# [EXERCISE TASK]
Look through the lines below and extract any with the word "Straigt".

# [DATASET RECORDS]

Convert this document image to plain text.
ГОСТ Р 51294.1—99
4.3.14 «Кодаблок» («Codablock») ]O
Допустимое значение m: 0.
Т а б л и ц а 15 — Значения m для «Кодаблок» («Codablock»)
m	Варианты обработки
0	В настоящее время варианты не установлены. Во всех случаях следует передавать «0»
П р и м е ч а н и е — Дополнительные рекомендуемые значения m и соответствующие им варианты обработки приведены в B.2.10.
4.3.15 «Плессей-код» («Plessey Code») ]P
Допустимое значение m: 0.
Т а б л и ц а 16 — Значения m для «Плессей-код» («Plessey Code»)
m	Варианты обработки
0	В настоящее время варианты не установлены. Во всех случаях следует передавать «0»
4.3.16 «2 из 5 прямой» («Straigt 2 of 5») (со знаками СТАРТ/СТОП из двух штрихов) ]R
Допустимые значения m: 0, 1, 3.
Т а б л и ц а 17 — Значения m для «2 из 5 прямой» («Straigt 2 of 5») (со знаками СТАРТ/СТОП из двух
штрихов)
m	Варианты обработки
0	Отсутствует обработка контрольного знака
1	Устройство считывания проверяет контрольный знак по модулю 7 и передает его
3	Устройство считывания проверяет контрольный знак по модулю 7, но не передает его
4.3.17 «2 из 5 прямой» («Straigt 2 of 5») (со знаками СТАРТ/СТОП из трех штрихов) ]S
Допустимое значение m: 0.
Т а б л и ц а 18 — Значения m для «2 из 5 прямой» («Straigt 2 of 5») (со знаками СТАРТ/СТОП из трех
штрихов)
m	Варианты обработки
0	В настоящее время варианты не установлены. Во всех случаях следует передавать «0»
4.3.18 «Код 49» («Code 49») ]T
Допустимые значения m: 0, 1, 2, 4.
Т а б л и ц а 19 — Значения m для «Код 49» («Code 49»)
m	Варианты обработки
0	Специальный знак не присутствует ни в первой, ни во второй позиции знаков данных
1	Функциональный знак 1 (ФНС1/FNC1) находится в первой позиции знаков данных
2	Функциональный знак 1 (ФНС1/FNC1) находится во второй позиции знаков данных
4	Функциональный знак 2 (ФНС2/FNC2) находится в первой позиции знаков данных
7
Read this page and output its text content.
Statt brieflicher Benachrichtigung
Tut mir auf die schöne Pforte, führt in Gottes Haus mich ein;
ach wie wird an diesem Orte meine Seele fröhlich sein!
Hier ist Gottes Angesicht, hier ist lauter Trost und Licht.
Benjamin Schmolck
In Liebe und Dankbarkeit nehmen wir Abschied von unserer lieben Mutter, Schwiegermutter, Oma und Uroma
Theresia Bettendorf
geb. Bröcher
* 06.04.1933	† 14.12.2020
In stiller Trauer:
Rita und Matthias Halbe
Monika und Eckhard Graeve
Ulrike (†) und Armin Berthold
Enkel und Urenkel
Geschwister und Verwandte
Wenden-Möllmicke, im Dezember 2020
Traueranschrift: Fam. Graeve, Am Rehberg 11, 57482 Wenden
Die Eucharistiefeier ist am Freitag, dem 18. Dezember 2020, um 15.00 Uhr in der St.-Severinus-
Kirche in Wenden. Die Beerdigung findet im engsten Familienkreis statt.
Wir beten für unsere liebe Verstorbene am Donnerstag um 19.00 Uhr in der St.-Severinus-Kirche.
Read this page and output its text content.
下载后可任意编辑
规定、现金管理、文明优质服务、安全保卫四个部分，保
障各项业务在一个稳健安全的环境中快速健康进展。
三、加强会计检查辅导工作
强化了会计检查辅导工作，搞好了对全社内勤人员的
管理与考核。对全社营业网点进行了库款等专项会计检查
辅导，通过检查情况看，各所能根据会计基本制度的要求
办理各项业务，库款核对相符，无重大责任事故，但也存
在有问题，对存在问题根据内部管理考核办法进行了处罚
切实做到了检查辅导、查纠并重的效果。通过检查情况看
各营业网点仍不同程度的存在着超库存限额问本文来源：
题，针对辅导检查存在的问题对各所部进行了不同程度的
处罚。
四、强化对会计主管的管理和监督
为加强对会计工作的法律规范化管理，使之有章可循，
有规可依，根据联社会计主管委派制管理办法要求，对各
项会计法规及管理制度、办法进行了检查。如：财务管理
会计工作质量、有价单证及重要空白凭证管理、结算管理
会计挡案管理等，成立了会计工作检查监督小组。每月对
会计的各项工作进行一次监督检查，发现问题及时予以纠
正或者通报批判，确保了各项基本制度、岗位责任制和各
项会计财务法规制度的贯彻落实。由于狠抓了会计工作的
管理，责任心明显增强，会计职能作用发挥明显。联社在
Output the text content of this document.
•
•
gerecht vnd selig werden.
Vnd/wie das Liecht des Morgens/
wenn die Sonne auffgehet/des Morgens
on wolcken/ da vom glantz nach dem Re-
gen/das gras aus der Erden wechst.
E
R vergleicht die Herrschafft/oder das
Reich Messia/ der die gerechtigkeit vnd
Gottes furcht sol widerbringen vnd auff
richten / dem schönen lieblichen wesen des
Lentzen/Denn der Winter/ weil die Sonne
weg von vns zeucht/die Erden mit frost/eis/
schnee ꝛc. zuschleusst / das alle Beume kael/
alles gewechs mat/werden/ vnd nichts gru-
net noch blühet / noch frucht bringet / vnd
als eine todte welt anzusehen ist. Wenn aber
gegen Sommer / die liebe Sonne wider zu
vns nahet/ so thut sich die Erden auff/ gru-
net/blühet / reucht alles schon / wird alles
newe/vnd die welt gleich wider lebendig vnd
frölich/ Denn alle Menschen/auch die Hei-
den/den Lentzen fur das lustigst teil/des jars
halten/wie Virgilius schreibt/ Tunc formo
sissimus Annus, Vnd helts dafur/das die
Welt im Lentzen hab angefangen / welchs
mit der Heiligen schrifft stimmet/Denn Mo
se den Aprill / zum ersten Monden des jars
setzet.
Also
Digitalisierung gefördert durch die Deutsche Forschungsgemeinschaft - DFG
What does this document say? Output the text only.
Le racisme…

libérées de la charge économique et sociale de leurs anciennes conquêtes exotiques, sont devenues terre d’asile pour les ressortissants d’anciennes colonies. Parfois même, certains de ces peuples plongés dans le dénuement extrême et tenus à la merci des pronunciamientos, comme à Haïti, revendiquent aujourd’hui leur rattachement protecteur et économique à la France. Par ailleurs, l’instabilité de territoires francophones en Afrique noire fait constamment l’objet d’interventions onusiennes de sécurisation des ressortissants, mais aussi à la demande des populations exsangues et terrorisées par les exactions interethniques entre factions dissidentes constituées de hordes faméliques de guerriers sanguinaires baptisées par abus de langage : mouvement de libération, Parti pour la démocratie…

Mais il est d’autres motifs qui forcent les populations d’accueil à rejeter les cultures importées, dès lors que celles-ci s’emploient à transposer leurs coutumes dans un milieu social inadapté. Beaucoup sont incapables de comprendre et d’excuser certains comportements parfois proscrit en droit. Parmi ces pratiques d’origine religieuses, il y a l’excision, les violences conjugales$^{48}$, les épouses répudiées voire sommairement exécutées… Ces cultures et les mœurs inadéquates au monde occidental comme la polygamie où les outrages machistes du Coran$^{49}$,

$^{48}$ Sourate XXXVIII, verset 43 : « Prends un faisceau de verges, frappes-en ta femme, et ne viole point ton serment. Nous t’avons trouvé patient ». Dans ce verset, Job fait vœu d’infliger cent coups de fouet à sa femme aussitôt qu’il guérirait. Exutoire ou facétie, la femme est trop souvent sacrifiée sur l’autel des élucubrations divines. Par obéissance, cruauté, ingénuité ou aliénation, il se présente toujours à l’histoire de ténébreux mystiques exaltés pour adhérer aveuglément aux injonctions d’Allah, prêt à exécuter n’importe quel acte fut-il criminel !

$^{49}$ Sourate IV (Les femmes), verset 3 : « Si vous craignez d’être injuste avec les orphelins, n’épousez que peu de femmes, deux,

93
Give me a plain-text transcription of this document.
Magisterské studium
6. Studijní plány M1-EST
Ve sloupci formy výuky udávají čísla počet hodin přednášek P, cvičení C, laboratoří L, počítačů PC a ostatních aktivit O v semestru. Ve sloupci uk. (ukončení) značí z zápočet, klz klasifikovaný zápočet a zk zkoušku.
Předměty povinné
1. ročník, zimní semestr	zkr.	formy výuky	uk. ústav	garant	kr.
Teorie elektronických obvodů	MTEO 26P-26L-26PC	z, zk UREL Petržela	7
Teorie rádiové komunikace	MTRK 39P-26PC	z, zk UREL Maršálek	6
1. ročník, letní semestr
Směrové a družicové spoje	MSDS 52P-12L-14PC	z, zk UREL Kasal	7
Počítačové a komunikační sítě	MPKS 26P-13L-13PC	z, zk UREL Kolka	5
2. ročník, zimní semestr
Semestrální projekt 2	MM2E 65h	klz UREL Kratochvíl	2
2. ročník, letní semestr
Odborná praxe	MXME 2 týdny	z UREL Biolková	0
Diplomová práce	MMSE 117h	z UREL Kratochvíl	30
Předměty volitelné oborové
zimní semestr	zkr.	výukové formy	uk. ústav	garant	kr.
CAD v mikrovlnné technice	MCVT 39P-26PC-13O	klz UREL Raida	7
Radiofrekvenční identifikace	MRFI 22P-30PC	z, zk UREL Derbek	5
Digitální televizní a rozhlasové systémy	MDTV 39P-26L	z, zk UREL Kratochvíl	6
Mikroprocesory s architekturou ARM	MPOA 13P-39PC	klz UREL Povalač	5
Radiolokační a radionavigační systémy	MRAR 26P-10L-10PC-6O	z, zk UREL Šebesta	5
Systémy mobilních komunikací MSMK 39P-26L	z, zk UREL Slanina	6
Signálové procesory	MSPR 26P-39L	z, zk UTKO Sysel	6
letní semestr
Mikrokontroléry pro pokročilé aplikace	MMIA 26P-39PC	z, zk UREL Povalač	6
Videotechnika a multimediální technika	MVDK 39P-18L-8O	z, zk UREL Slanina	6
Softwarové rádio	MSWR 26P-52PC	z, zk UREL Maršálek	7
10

# [COMPLETE OUTPUT]
4.3.16 «2 из 5 прямой» («Straigt 2 of 5») (со знаками СТАРТ/СТОП из двух штрихов) ]R
Т а б л и ц а 17 — Значения m для «2 из 5 прямой» («Straigt 2 of 5») (со знаками СТАРТ/СТОП из двух
4.3.17 «2 из 5 прямой» («Straigt 2 of 5») (со знаками СТАРТ/СТОП из трех штрихов) ]S
Т а б л и ц а 18 — Значения m для «2 из 5 прямой» («Straigt 2 of 5») (со знаками СТАРТ/СТОП из трех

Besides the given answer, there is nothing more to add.